▶ _Do this_
Filter the records below down to lines containing "Pressure".

** Start of Information shown **

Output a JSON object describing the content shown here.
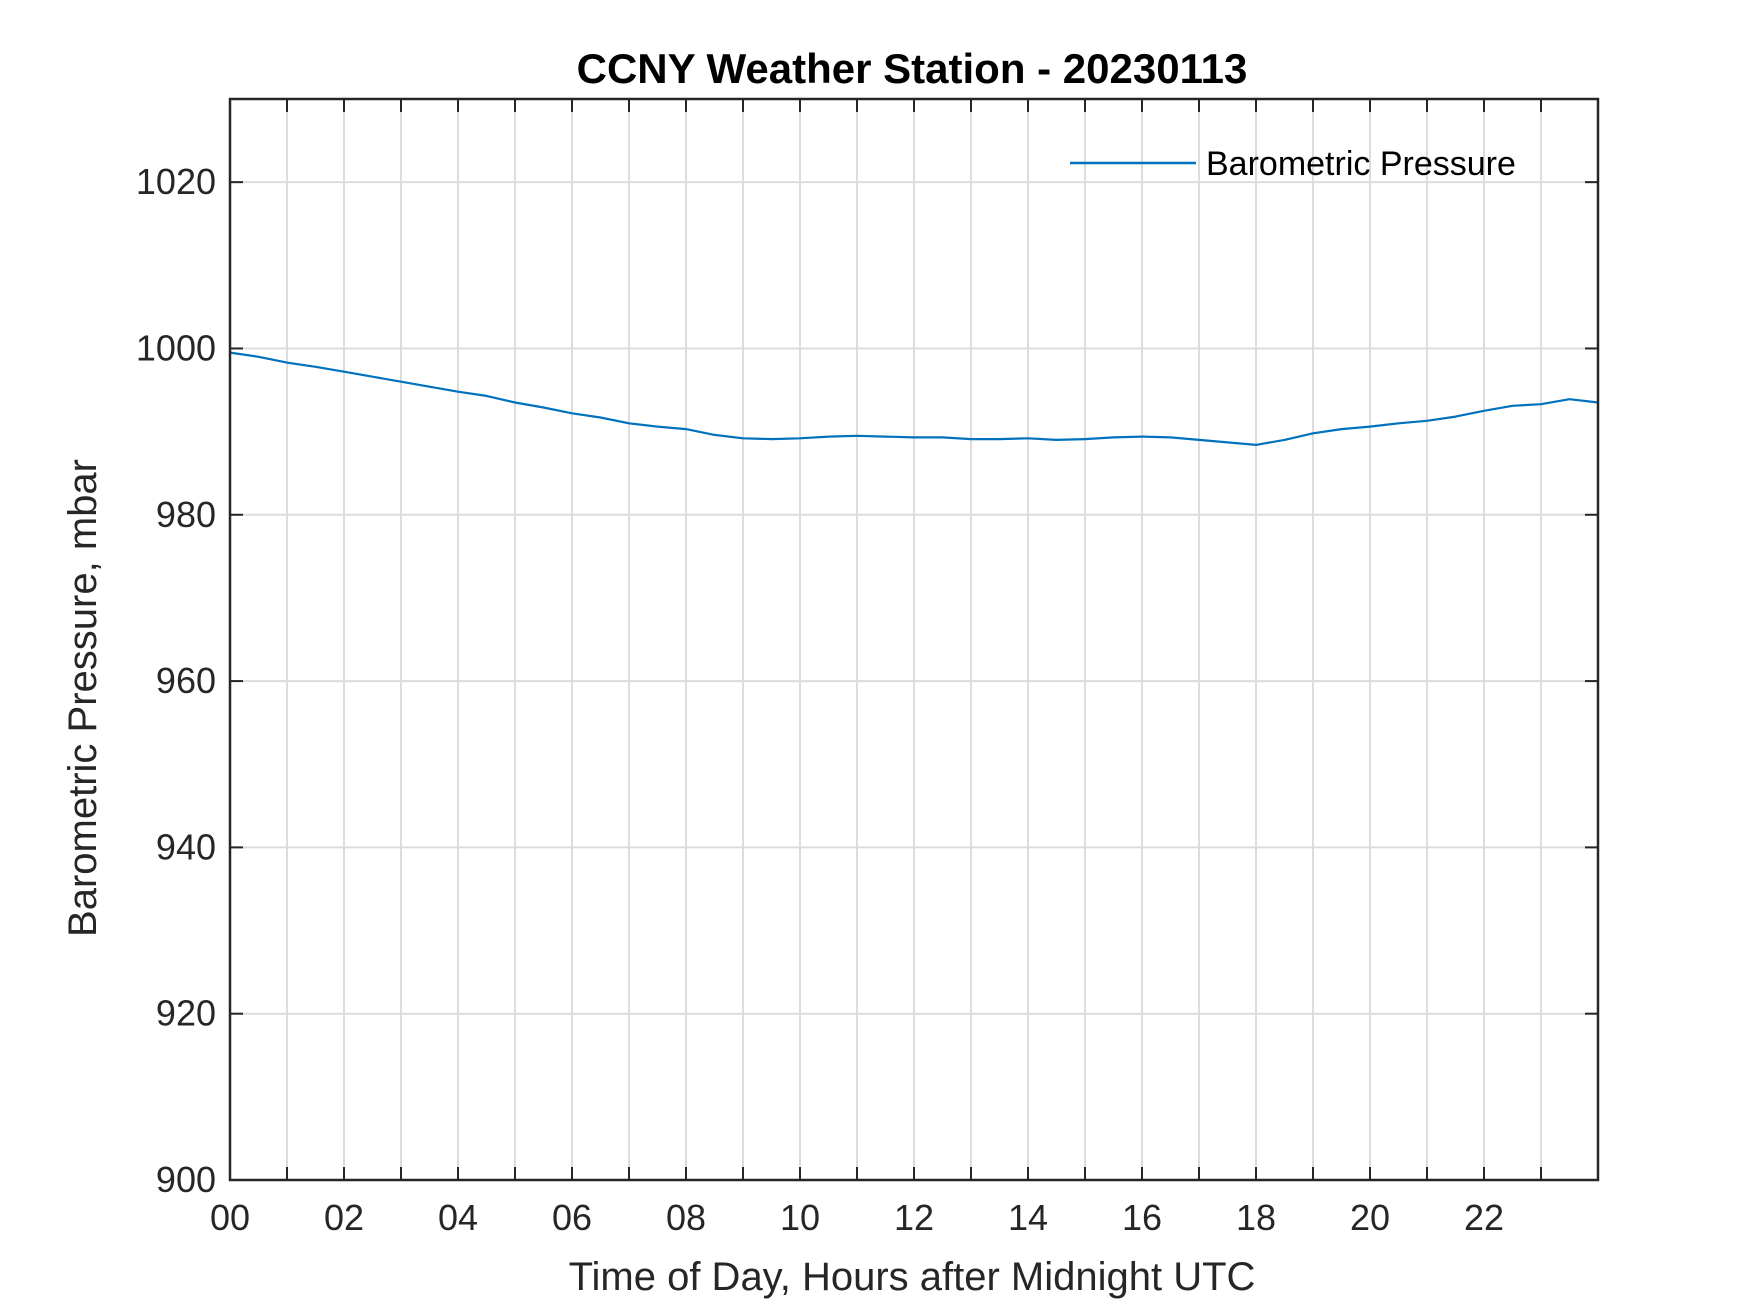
{
  "chart_data": {
    "type": "line",
    "title": "CCNY Weather Station - 20230113",
    "xlabel": "Time of Day, Hours after Midnight UTC",
    "ylabel": "Barometric Pressure, mbar",
    "xlim": [
      0,
      24
    ],
    "ylim": [
      900,
      1030
    ],
    "x_ticks": [
      0,
      2,
      4,
      6,
      8,
      10,
      12,
      14,
      16,
      18,
      20,
      22
    ],
    "x_tick_labels": [
      "00",
      "02",
      "04",
      "06",
      "08",
      "10",
      "12",
      "14",
      "16",
      "18",
      "20",
      "22"
    ],
    "x_minor_ticks": [
      1,
      3,
      5,
      7,
      9,
      11,
      13,
      15,
      17,
      19,
      21,
      23
    ],
    "y_ticks": [
      900,
      920,
      940,
      960,
      980,
      1000,
      1020
    ],
    "y_tick_labels": [
      "900",
      "920",
      "940",
      "960",
      "980",
      "1000",
      "1020"
    ],
    "grid": true,
    "legend_position": "top-right",
    "series": [
      {
        "name": "Barometric Pressure",
        "color": "#0072BD",
        "x": [
          0,
          0.5,
          1,
          1.5,
          2,
          2.5,
          3,
          3.5,
          4,
          4.5,
          5,
          5.5,
          6,
          6.5,
          7,
          7.5,
          8,
          8.5,
          9,
          9.5,
          10,
          10.5,
          11,
          11.5,
          12,
          12.5,
          13,
          13.5,
          14,
          14.5,
          15,
          15.5,
          16,
          16.5,
          17,
          17.5,
          18,
          18.5,
          19,
          19.5,
          20,
          20.5,
          21,
          21.5,
          22,
          22.5,
          23,
          23.5,
          24
        ],
        "y": [
          999.5,
          999.0,
          998.3,
          997.8,
          997.2,
          996.6,
          996.0,
          995.4,
          994.8,
          994.3,
          993.5,
          992.9,
          992.2,
          991.7,
          991.0,
          990.6,
          990.3,
          989.6,
          989.2,
          989.1,
          989.2,
          989.4,
          989.5,
          989.4,
          989.3,
          989.3,
          989.1,
          989.1,
          989.2,
          989.0,
          989.1,
          989.3,
          989.4,
          989.3,
          989.0,
          988.7,
          988.4,
          989.0,
          989.8,
          990.3,
          990.6,
          991.0,
          991.3,
          991.8,
          992.5,
          993.1,
          993.3,
          993.9,
          993.5
        ]
      }
    ]
  }
}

** End of Information shown **

▶ _Reply to the task_
    "ylabel": "Barometric Pressure, mbar",
        "name": "Barometric Pressure",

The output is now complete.